### Given request:
Select, from the data, each line where "JSON" occurs.

[Structured figure records]

%%

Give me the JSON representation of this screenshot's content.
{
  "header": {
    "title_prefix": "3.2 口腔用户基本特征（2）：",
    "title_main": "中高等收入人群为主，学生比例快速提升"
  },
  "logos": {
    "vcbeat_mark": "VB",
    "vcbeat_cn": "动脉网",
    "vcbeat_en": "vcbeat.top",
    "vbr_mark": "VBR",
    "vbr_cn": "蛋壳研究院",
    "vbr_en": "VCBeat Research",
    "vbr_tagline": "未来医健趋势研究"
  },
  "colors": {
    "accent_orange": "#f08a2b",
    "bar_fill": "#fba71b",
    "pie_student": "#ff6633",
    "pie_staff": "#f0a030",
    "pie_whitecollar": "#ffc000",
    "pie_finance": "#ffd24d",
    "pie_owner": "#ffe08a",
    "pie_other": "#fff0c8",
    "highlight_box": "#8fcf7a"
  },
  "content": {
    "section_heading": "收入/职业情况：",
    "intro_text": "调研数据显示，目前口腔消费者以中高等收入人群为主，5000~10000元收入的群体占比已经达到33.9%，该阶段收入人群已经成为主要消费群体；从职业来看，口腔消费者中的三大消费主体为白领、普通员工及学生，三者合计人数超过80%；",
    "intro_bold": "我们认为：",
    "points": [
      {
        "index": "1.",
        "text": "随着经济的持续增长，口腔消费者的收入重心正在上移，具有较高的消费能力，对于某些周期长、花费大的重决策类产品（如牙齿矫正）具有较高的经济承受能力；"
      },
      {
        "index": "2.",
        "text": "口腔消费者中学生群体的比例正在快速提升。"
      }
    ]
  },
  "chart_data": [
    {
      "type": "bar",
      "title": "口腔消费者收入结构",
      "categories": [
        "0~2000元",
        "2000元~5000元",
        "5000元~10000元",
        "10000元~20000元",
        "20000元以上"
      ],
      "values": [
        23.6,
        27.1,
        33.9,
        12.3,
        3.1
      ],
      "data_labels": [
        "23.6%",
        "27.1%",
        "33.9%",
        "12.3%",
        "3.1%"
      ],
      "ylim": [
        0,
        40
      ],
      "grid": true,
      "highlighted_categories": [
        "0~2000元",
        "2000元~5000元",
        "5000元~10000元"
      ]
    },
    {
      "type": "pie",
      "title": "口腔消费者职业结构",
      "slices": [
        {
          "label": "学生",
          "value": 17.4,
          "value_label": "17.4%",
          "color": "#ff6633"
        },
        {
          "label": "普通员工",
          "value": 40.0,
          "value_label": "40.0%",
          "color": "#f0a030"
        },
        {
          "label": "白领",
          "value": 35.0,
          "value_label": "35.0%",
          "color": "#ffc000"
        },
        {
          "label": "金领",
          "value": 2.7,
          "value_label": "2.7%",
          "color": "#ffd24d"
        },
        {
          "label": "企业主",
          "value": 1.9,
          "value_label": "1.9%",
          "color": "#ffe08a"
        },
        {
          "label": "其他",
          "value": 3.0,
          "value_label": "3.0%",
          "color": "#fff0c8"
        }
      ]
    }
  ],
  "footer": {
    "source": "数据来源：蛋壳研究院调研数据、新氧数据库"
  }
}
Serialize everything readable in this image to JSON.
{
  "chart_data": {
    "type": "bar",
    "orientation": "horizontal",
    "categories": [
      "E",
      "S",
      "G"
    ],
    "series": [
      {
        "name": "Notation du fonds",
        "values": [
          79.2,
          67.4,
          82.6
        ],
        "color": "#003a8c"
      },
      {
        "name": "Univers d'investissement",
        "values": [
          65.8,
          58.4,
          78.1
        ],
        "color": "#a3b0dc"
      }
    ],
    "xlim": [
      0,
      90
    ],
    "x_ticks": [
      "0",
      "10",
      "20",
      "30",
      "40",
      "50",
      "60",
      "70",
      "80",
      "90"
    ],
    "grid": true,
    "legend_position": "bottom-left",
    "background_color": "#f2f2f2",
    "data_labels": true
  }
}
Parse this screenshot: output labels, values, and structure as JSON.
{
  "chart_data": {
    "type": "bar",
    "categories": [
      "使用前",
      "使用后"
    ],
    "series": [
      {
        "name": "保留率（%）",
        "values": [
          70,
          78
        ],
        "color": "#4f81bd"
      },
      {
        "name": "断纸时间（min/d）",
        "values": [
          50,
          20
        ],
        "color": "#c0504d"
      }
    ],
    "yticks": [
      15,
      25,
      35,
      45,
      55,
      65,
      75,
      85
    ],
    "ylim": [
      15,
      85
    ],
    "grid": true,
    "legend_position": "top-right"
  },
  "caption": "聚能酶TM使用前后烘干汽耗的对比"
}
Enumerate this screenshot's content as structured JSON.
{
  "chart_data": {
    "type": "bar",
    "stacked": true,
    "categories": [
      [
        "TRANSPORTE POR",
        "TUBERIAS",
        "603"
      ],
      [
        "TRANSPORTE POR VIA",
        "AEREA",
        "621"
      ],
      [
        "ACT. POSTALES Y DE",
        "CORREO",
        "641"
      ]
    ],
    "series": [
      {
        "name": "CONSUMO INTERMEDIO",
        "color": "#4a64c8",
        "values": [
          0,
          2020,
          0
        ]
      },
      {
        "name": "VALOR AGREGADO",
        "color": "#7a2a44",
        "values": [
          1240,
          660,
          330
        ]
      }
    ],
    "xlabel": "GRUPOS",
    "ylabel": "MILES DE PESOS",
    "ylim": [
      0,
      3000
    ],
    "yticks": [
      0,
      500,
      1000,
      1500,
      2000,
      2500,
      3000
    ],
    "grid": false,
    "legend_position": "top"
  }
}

%%

### Solution for this task:
Give me the JSON representation of this screenshot's content.
Serialize everything readable in this image to JSON.
Parse this screenshot: output labels, values, and structure as JSON.
Enumerate this screenshot's content as structured JSON.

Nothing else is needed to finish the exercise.